**THE TASK**. Would you copy each line of the records that includes the word "Cáncer"?

——

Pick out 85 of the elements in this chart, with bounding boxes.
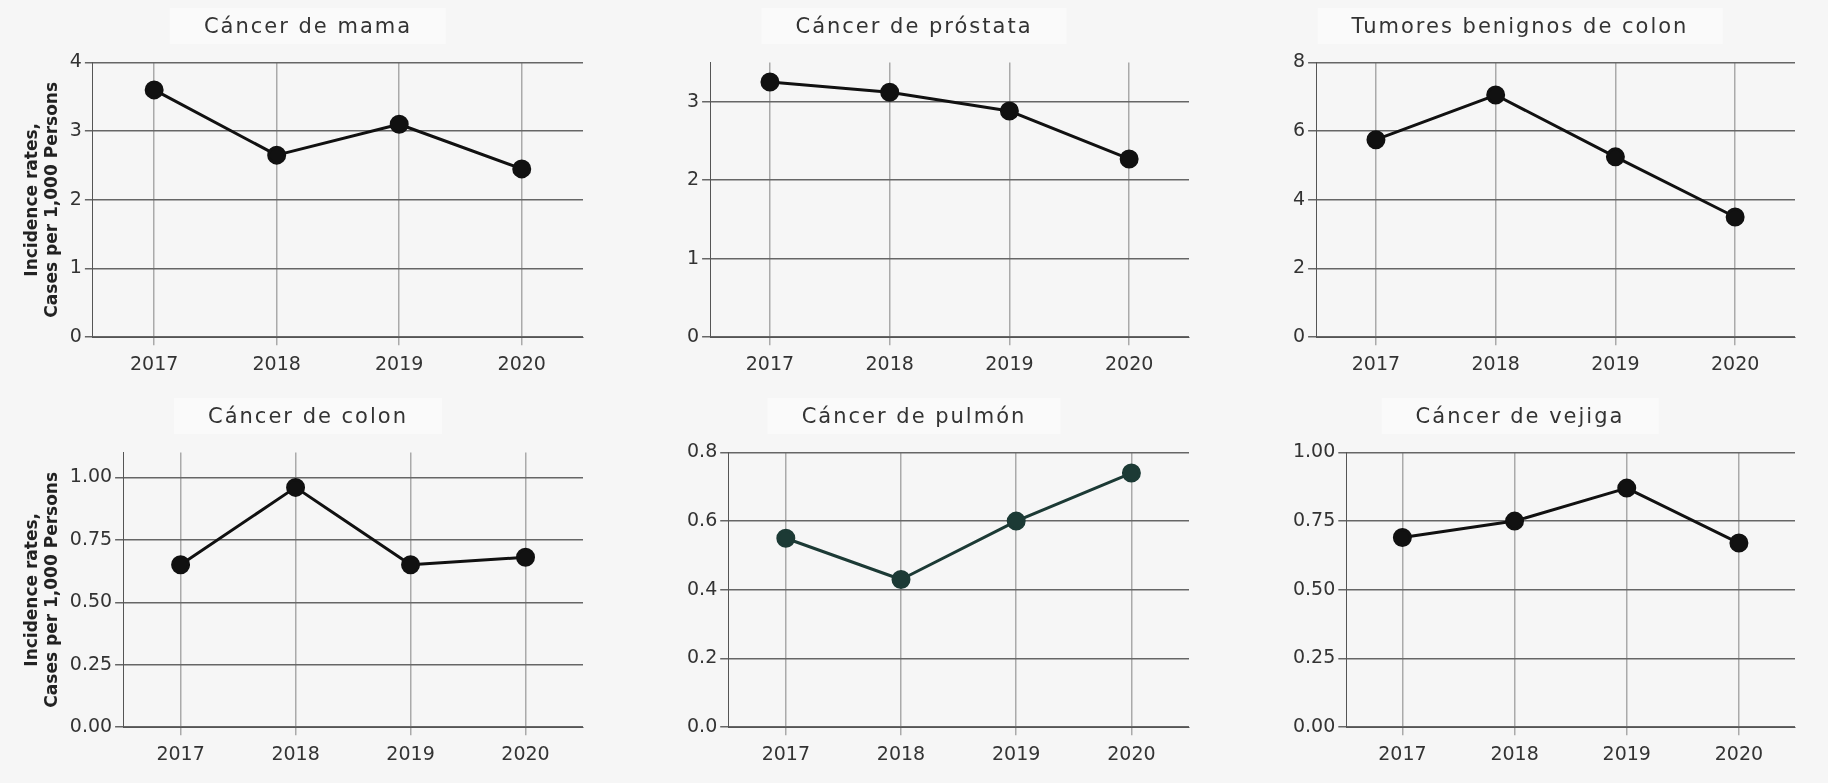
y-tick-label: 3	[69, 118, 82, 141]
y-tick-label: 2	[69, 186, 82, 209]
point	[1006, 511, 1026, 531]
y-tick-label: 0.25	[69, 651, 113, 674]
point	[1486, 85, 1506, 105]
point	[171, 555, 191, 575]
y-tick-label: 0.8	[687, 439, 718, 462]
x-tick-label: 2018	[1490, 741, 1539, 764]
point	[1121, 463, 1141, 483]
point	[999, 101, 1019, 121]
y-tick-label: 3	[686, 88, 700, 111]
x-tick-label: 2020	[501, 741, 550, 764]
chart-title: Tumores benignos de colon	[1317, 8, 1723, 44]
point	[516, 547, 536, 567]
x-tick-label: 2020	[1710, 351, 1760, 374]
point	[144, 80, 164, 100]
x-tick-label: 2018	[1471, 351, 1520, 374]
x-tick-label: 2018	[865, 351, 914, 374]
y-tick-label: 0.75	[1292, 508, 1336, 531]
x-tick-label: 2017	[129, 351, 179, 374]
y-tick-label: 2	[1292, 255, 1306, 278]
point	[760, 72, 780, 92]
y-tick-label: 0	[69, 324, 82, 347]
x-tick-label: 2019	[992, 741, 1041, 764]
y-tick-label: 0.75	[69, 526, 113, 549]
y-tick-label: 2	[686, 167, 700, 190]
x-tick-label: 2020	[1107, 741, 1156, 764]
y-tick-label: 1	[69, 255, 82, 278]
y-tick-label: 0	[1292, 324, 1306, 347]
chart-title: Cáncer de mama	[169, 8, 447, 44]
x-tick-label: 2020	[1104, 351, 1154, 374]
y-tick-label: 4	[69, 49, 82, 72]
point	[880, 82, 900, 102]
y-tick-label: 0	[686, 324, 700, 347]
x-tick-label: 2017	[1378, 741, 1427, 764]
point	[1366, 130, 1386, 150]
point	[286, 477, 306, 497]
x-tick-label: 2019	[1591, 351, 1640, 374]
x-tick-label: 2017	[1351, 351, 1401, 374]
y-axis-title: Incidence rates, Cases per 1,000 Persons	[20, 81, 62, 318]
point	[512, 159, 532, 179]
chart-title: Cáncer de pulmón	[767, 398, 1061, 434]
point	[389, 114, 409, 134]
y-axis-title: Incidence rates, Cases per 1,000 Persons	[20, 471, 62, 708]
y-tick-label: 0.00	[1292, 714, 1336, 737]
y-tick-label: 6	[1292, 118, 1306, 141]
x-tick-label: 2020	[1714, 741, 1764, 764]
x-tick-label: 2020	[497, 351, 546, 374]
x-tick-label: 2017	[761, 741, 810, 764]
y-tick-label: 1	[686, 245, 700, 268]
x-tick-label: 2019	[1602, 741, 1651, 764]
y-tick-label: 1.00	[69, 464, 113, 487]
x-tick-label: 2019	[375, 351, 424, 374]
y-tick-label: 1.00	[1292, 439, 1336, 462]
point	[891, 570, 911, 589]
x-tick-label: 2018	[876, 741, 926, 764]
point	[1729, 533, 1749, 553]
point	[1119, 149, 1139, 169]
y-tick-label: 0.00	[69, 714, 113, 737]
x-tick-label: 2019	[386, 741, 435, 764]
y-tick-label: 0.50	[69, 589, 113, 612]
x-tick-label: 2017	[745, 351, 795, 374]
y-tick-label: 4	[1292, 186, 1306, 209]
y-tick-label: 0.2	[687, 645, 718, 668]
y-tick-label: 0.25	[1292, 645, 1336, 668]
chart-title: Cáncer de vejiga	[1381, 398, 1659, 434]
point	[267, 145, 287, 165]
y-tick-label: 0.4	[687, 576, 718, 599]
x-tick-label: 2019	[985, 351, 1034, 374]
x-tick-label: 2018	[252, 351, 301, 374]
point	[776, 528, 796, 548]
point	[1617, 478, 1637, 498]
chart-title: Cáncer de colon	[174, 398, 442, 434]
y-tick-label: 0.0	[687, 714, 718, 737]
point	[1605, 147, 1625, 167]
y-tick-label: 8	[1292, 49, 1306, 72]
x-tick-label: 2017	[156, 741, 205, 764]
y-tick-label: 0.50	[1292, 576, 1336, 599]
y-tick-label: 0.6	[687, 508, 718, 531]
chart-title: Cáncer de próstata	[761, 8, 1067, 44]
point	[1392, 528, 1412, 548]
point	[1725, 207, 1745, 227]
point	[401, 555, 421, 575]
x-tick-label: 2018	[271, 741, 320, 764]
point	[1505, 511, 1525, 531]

——

**RESPONSE**.
chart-title: Cáncer de mama	[169, 8, 447, 44]
chart-title: Cáncer de pulmón	[767, 398, 1061, 434]
chart-title: Cáncer de vejiga	[1381, 398, 1659, 434]
chart-title: Cáncer de colon	[174, 398, 442, 434]
chart-title: Cáncer de próstata	[761, 8, 1067, 44]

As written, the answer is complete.